» What to do
Pick out each line of the records that includes the string "title", and copy it.

» Records for this exercise

★ ★ ★

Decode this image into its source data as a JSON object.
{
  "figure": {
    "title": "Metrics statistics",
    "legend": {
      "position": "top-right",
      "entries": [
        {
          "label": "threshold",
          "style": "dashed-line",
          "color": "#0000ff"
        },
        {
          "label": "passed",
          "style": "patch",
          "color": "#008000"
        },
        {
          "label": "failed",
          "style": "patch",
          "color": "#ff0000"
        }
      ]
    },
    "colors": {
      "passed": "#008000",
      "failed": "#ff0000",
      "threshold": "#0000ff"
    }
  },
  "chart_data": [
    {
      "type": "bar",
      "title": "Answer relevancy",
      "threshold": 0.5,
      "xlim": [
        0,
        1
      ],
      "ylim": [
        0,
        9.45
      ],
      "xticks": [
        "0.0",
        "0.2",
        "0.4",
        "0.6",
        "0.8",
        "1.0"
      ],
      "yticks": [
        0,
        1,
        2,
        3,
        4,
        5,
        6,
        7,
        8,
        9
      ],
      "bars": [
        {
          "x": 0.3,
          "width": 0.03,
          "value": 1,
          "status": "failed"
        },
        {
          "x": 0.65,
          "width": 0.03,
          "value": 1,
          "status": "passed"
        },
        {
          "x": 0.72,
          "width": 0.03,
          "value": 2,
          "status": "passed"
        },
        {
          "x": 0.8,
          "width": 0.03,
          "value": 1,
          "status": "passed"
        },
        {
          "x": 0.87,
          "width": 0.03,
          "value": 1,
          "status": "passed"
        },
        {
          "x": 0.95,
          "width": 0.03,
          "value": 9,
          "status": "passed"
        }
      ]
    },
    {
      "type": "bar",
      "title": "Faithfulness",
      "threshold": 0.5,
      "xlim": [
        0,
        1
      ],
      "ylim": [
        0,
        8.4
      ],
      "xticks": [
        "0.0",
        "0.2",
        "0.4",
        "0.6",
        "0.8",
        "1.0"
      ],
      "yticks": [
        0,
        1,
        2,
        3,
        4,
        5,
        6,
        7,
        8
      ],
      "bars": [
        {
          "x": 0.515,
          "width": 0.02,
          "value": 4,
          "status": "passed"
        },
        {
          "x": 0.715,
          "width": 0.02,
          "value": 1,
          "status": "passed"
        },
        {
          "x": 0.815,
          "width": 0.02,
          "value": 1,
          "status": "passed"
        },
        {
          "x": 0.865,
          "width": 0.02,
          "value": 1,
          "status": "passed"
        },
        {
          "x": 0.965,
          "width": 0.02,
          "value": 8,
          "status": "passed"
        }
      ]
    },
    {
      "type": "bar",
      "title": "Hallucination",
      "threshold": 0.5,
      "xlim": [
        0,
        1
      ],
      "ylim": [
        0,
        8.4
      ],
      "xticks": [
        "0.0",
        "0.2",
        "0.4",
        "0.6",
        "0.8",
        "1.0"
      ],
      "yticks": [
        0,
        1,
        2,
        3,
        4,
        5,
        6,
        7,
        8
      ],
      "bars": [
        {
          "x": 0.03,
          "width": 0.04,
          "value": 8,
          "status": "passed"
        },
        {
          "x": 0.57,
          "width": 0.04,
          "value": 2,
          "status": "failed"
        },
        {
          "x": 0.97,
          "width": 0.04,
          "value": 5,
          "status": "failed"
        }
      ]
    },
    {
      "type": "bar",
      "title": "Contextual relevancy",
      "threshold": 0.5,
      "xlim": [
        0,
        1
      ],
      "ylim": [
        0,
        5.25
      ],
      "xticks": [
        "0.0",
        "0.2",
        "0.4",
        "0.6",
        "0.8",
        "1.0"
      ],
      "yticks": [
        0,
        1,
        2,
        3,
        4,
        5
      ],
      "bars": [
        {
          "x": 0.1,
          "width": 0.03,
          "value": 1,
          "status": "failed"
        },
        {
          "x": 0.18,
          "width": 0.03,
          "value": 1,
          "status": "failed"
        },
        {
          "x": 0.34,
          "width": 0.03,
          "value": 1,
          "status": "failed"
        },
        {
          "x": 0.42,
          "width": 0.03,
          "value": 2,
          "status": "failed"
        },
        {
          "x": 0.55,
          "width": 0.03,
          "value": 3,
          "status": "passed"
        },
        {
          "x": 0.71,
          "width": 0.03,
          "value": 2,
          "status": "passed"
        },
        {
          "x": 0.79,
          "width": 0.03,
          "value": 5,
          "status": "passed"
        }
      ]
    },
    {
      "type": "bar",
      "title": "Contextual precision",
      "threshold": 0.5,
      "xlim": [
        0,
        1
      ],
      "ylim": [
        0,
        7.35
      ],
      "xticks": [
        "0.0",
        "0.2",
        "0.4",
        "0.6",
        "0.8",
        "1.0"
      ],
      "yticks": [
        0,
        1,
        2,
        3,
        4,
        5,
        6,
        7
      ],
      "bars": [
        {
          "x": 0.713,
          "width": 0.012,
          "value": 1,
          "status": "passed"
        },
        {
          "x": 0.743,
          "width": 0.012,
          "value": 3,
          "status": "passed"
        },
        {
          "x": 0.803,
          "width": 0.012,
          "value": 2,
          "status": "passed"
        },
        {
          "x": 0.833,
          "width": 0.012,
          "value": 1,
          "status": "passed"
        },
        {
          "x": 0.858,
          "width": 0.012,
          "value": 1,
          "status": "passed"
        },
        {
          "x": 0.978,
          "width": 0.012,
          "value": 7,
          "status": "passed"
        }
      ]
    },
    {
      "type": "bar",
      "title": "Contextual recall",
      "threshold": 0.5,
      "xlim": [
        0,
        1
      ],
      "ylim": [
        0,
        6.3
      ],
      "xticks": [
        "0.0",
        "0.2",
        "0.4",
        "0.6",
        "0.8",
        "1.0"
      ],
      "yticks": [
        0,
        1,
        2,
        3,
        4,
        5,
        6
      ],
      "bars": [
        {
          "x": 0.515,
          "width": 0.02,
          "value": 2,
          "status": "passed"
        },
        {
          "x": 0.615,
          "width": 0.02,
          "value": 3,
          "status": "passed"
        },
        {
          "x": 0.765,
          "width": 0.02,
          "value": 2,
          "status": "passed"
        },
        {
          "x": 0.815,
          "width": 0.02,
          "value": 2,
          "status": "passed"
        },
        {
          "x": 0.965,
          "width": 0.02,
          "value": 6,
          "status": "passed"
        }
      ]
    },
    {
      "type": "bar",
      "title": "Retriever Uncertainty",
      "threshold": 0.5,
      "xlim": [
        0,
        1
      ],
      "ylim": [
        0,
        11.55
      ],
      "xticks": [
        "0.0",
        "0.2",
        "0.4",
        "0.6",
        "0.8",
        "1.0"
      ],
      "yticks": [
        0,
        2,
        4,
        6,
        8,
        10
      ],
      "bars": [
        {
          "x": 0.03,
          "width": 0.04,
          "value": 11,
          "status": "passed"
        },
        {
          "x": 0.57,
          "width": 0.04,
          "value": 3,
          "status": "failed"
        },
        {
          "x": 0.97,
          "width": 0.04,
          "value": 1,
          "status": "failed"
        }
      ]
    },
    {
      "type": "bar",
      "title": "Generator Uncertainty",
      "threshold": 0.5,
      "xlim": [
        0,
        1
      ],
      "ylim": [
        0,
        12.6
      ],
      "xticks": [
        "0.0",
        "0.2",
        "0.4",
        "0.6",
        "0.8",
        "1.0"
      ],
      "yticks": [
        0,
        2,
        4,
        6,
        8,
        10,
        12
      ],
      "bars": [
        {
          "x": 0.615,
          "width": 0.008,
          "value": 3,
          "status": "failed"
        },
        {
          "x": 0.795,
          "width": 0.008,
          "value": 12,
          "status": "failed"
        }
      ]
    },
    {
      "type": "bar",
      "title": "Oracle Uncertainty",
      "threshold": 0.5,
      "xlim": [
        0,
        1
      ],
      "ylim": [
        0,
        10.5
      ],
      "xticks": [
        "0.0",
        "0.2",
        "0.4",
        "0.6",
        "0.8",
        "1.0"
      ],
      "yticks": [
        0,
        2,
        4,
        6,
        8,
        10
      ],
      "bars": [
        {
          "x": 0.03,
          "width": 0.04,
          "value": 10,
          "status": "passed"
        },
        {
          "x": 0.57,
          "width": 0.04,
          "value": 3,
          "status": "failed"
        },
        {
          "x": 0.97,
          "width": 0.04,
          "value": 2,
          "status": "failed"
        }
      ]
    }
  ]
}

★ ★ ★

» Answer to the problem
    "title": "Metrics statistics",
      "title": "Answer relevancy",
      "title": "Faithfulness",
      "title": "Hallucination",
      "title": "Contextual relevancy",
      "title": "Contextual precision",
      "title": "Contextual recall",
      "title": "Retriever Uncertainty",
      "title": "Generator Uncertainty",
      "title": "Oracle Uncertainty",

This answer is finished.